AIM.
Exactly as written, please set down all of the entries again, with no pictures.

***

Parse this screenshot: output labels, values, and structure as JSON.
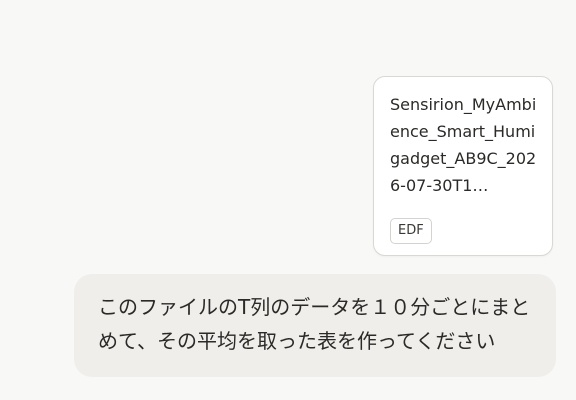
{
  "attachment": {
    "file_name": "Sensirion_MyAmbience_Smart_Humigadget_AB9C_2026-07-30T1…",
    "file_type": "EDF"
  },
  "user_message": {
    "text": "このファイルのT列のデータを１０分ごとにまとめて、その平均を取った表を作ってください"
  }
}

***

CORRECT RESULT.
Parse this screenshot: output labels, values, and structure as JSON.
{
  "attachment": {
    "file_name": "Sensirion_MyAmbience_Smart_Humigadget_AB9C_2026-07-30T1…",
    "file_type": "EDF"
  },
  "user_message": {
    "text": "このファイルのT列のデータを１０分ごとにまとめて、その平均を取った表を作ってください"
  }
}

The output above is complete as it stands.